• _Task description_: Give the data below again exactly as written, without its pictures.

• _Supplied information_:

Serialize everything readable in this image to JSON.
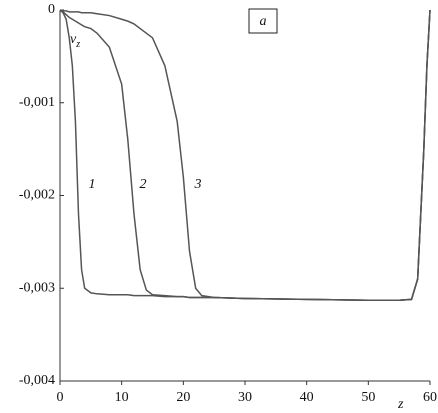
{
  "chart_data": {
    "type": "line",
    "y_label": "v",
    "y_label_sub": "z",
    "x_label": "z",
    "annotation": "a",
    "x": [
      0,
      0.5,
      1,
      1.5,
      2,
      2.5,
      3,
      3.5,
      4,
      5,
      6,
      8,
      10,
      11,
      12,
      13,
      14,
      15,
      17,
      19,
      20,
      21,
      22,
      23,
      25,
      30,
      40,
      50,
      55,
      57,
      58,
      59,
      59.5,
      60
    ],
    "series": [
      {
        "name": "1",
        "color": "#555555",
        "values": [
          0,
          -3e-05,
          -0.0001,
          -0.0003,
          -0.0006,
          -0.0012,
          -0.0022,
          -0.0028,
          -0.003,
          -0.00305,
          -0.00306,
          -0.00307,
          -0.00307,
          -0.00307,
          -0.00308,
          -0.00308,
          -0.00308,
          -0.00308,
          -0.00309,
          -0.00309,
          -0.00309,
          -0.0031,
          -0.0031,
          -0.0031,
          -0.0031,
          -0.00311,
          -0.00312,
          -0.00313,
          -0.00313,
          -0.00312,
          -0.0029,
          -0.0015,
          -0.0006,
          0
        ]
      },
      {
        "name": "2",
        "color": "#555555",
        "values": [
          0,
          -2e-05,
          -5e-05,
          -8e-05,
          -0.0001,
          -0.00012,
          -0.00014,
          -0.00016,
          -0.00018,
          -0.0002,
          -0.00025,
          -0.0004,
          -0.0008,
          -0.0014,
          -0.0022,
          -0.0028,
          -0.00302,
          -0.00307,
          -0.00308,
          -0.00309,
          -0.00309,
          -0.0031,
          -0.0031,
          -0.0031,
          -0.0031,
          -0.00311,
          -0.00312,
          -0.00313,
          -0.00313,
          -0.00312,
          -0.0029,
          -0.0015,
          -0.0006,
          0
        ]
      },
      {
        "name": "3",
        "color": "#555555",
        "values": [
          0,
          -1e-05,
          -1e-05,
          -2e-05,
          -2e-05,
          -2e-05,
          -2e-05,
          -3e-05,
          -3e-05,
          -3e-05,
          -4e-05,
          -6e-05,
          -0.0001,
          -0.00012,
          -0.00015,
          -0.0002,
          -0.00025,
          -0.0003,
          -0.0006,
          -0.0012,
          -0.0018,
          -0.0026,
          -0.003,
          -0.00308,
          -0.0031,
          -0.00311,
          -0.00312,
          -0.00313,
          -0.00313,
          -0.00312,
          -0.0029,
          -0.0015,
          -0.0006,
          0
        ]
      }
    ],
    "xlim": [
      0,
      60
    ],
    "xticks": [
      0,
      10,
      20,
      30,
      40,
      50,
      60
    ],
    "ylim": [
      -0.004,
      0
    ],
    "yticks": [
      0,
      {
        "value": -0.001,
        "label": "-0,001"
      },
      {
        "value": -0.002,
        "label": "-0,002"
      },
      {
        "value": -0.003,
        "label": "-0,003"
      },
      {
        "value": -0.004,
        "label": "-0,004"
      }
    ],
    "grid": false
  }
}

• _Task output_:
Serialize everything readable in this image to JSON.
{
  "chart_data": {
    "type": "line",
    "y_label": "v",
    "y_label_sub": "z",
    "x_label": "z",
    "annotation": "a",
    "x": [
      0,
      0.5,
      1,
      1.5,
      2,
      2.5,
      3,
      3.5,
      4,
      5,
      6,
      8,
      10,
      11,
      12,
      13,
      14,
      15,
      17,
      19,
      20,
      21,
      22,
      23,
      25,
      30,
      40,
      50,
      55,
      57,
      58,
      59,
      59.5,
      60
    ],
    "series": [
      {
        "name": "1",
        "color": "#555555",
        "values": [
          0,
          -3e-05,
          -0.0001,
          -0.0003,
          -0.0006,
          -0.0012,
          -0.0022,
          -0.0028,
          -0.003,
          -0.00305,
          -0.00306,
          -0.00307,
          -0.00307,
          -0.00307,
          -0.00308,
          -0.00308,
          -0.00308,
          -0.00308,
          -0.00309,
          -0.00309,
          -0.00309,
          -0.0031,
          -0.0031,
          -0.0031,
          -0.0031,
          -0.00311,
          -0.00312,
          -0.00313,
          -0.00313,
          -0.00312,
          -0.0029,
          -0.0015,
          -0.0006,
          0
        ]
      },
      {
        "name": "2",
        "color": "#555555",
        "values": [
          0,
          -2e-05,
          -5e-05,
          -8e-05,
          -0.0001,
          -0.00012,
          -0.00014,
          -0.00016,
          -0.00018,
          -0.0002,
          -0.00025,
          -0.0004,
          -0.0008,
          -0.0014,
          -0.0022,
          -0.0028,
          -0.00302,
          -0.00307,
          -0.00308,
          -0.00309,
          -0.00309,
          -0.0031,
          -0.0031,
          -0.0031,
          -0.0031,
          -0.00311,
          -0.00312,
          -0.00313,
          -0.00313,
          -0.00312,
          -0.0029,
          -0.0015,
          -0.0006,
          0
        ]
      },
      {
        "name": "3",
        "color": "#555555",
        "values": [
          0,
          -1e-05,
          -1e-05,
          -2e-05,
          -2e-05,
          -2e-05,
          -2e-05,
          -3e-05,
          -3e-05,
          -3e-05,
          -4e-05,
          -6e-05,
          -0.0001,
          -0.00012,
          -0.00015,
          -0.0002,
          -0.00025,
          -0.0003,
          -0.0006,
          -0.0012,
          -0.0018,
          -0.0026,
          -0.003,
          -0.00308,
          -0.0031,
          -0.00311,
          -0.00312,
          -0.00313,
          -0.00313,
          -0.00312,
          -0.0029,
          -0.0015,
          -0.0006,
          0
        ]
      }
    ],
    "xlim": [
      0,
      60
    ],
    "xticks": [
      0,
      10,
      20,
      30,
      40,
      50,
      60
    ],
    "ylim": [
      -0.004,
      0
    ],
    "yticks": [
      0,
      {
        "value": -0.001,
        "label": "-0,001"
      },
      {
        "value": -0.002,
        "label": "-0,002"
      },
      {
        "value": -0.003,
        "label": "-0,003"
      },
      {
        "value": -0.004,
        "label": "-0,004"
      }
    ],
    "grid": false
  }
}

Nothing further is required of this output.